▶ _Objective_
Write out all records as given; omit images.
-- BEGIN --
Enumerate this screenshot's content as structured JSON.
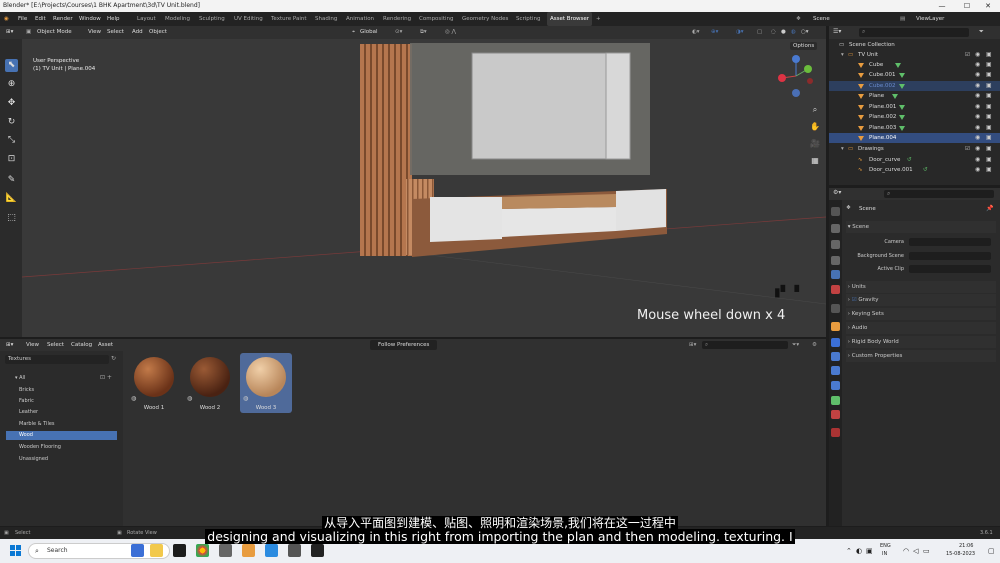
{
  "window": {
    "title": "Blender* [E:\\Projects\\Courses\\1 BHK Apartment\\3d\\TV Unit.blend]"
  },
  "menu": [
    "File",
    "Edit",
    "Render",
    "Window",
    "Help"
  ],
  "workspaces": [
    "Layout",
    "Modeling",
    "Sculpting",
    "UV Editing",
    "Texture Paint",
    "Shading",
    "Animation",
    "Rendering",
    "Compositing",
    "Geometry Nodes",
    "Scripting",
    "Asset Browser"
  ],
  "active_workspace": "Asset Browser",
  "scene_field": "Scene",
  "viewlayer_field": "ViewLayer",
  "viewport": {
    "mode": "Object Mode",
    "menus": [
      "View",
      "Select",
      "Add",
      "Object"
    ],
    "transform": "Global",
    "options": "Options",
    "info_line1": "User Perspective",
    "info_line2": "(1) TV Unit | Plane.004",
    "overlay_text": "Mouse wheel down x 4"
  },
  "asset_browser": {
    "menus": [
      "View",
      "Select",
      "Catalog",
      "Asset"
    ],
    "library": "Textures",
    "import_method": "Follow Preferences",
    "catalogs": [
      "All",
      "Bricks",
      "Fabric",
      "Leather",
      "Marble & Tiles",
      "Wood",
      "Wooden Flooring",
      "Unassigned"
    ],
    "selected_catalog": "Wood",
    "assets": [
      "Wood 1",
      "Wood 2",
      "Wood 3"
    ],
    "selected_asset": "Wood 3"
  },
  "outliner": {
    "rows": [
      "Scene Collection",
      "TV Unit",
      "Cube",
      "Cube.001",
      "Cube.002",
      "Plane",
      "Plane.001",
      "Plane.002",
      "Plane.003",
      "Plane.004",
      "Drawings",
      "Door_curve",
      "Door_curve.001"
    ],
    "selected": "Plane.004"
  },
  "properties": {
    "title": "Scene",
    "panel": "Scene",
    "camera_label": "Camera",
    "background_label": "Background Scene",
    "clip_label": "Active Clip",
    "sections": [
      "Units",
      "Gravity",
      "Keying Sets",
      "Audio",
      "Rigid Body World",
      "Custom Properties"
    ]
  },
  "status": {
    "left": "Select",
    "middle": "Rotate View",
    "version": "3.6.1"
  },
  "taskbar": {
    "search": "Search",
    "lang1": "ENG",
    "lang2": "IN",
    "time": "21:06",
    "date": "15-08-2023"
  },
  "subtitles": {
    "line1": "从导入平面图到建模、贴图、照明和渲染场景,我们将在这一过程中",
    "line2": "designing and visualizing in this right from importing the plan and then modeling. texturing. I"
  }
}
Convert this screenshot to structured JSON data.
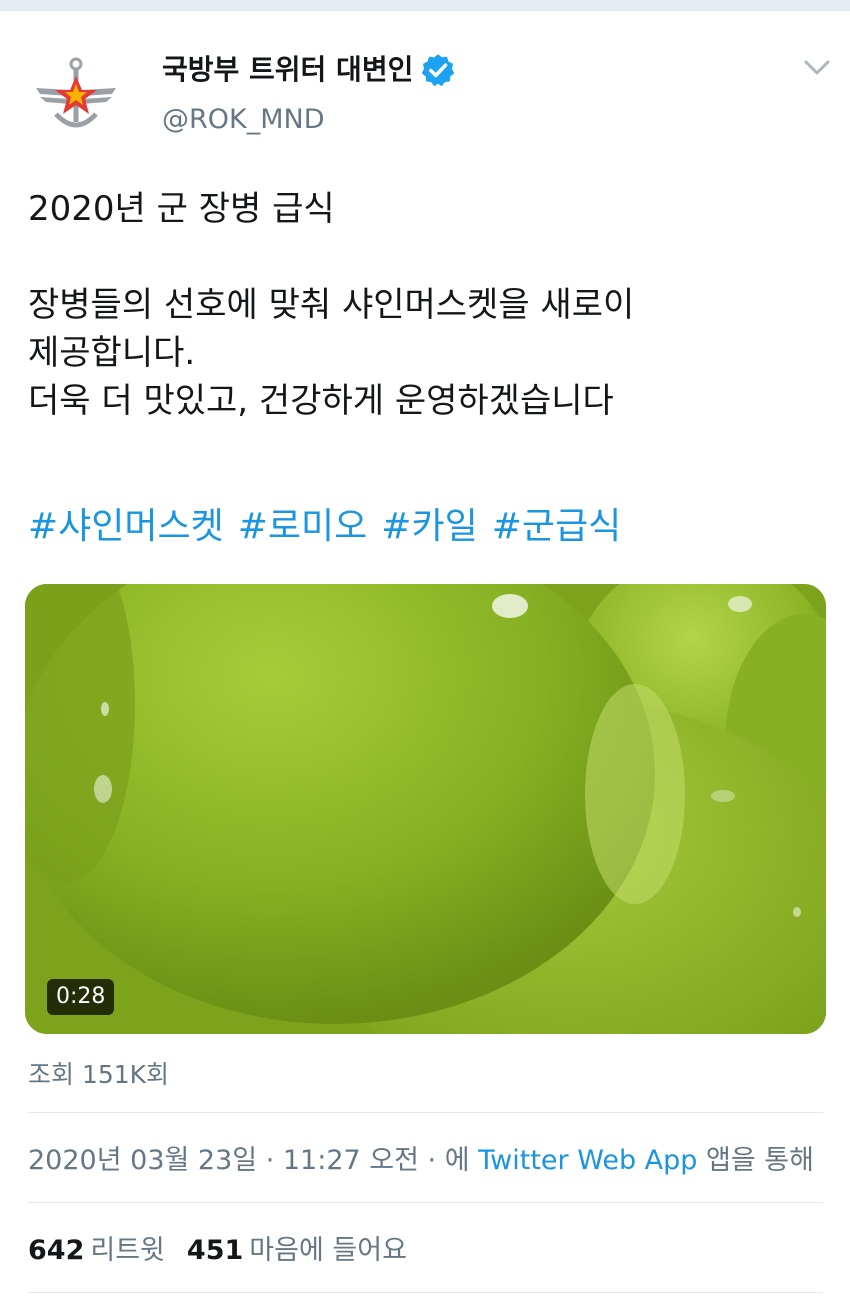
-- END --
▶ _Solution_
Enumerate this screenshot's content as structured JSON.
{
  "window": {
    "title": "Blender* [E:\\Projects\\Courses\\1 BHK Apartment\\3d\\TV Unit.blend]"
  },
  "menu": [
    "File",
    "Edit",
    "Render",
    "Window",
    "Help"
  ],
  "workspaces": [
    "Layout",
    "Modeling",
    "Sculpting",
    "UV Editing",
    "Texture Paint",
    "Shading",
    "Animation",
    "Rendering",
    "Compositing",
    "Geometry Nodes",
    "Scripting",
    "Asset Browser"
  ],
  "active_workspace": "Asset Browser",
  "scene_field": "Scene",
  "viewlayer_field": "ViewLayer",
  "viewport": {
    "mode": "Object Mode",
    "menus": [
      "View",
      "Select",
      "Add",
      "Object"
    ],
    "transform": "Global",
    "options": "Options",
    "info_line1": "User Perspective",
    "info_line2": "(1) TV Unit | Plane.004",
    "overlay_text": "Mouse wheel down x 4"
  },
  "asset_browser": {
    "menus": [
      "View",
      "Select",
      "Catalog",
      "Asset"
    ],
    "library": "Textures",
    "import_method": "Follow Preferences",
    "catalogs": [
      "All",
      "Bricks",
      "Fabric",
      "Leather",
      "Marble & Tiles",
      "Wood",
      "Wooden Flooring",
      "Unassigned"
    ],
    "selected_catalog": "Wood",
    "assets": [
      "Wood 1",
      "Wood 2",
      "Wood 3"
    ],
    "selected_asset": "Wood 3"
  },
  "outliner": {
    "rows": [
      "Scene Collection",
      "TV Unit",
      "Cube",
      "Cube.001",
      "Cube.002",
      "Plane",
      "Plane.001",
      "Plane.002",
      "Plane.003",
      "Plane.004",
      "Drawings",
      "Door_curve",
      "Door_curve.001"
    ],
    "selected": "Plane.004"
  },
  "properties": {
    "title": "Scene",
    "panel": "Scene",
    "camera_label": "Camera",
    "background_label": "Background Scene",
    "clip_label": "Active Clip",
    "sections": [
      "Units",
      "Gravity",
      "Keying Sets",
      "Audio",
      "Rigid Body World",
      "Custom Properties"
    ]
  },
  "status": {
    "left": "Select",
    "middle": "Rotate View",
    "version": "3.6.1"
  },
  "taskbar": {
    "search": "Search",
    "lang1": "ENG",
    "lang2": "IN",
    "time": "21:06",
    "date": "15-08-2023"
  },
  "subtitles": {
    "line1": "从导入平面图到建模、贴图、照明和渲染场景,我们将在这一过程中",
    "line2": "designing and visualizing in this right from importing the plan and then modeling. texturing. I"
  }
}
Convert this screenshot to structured JSON data.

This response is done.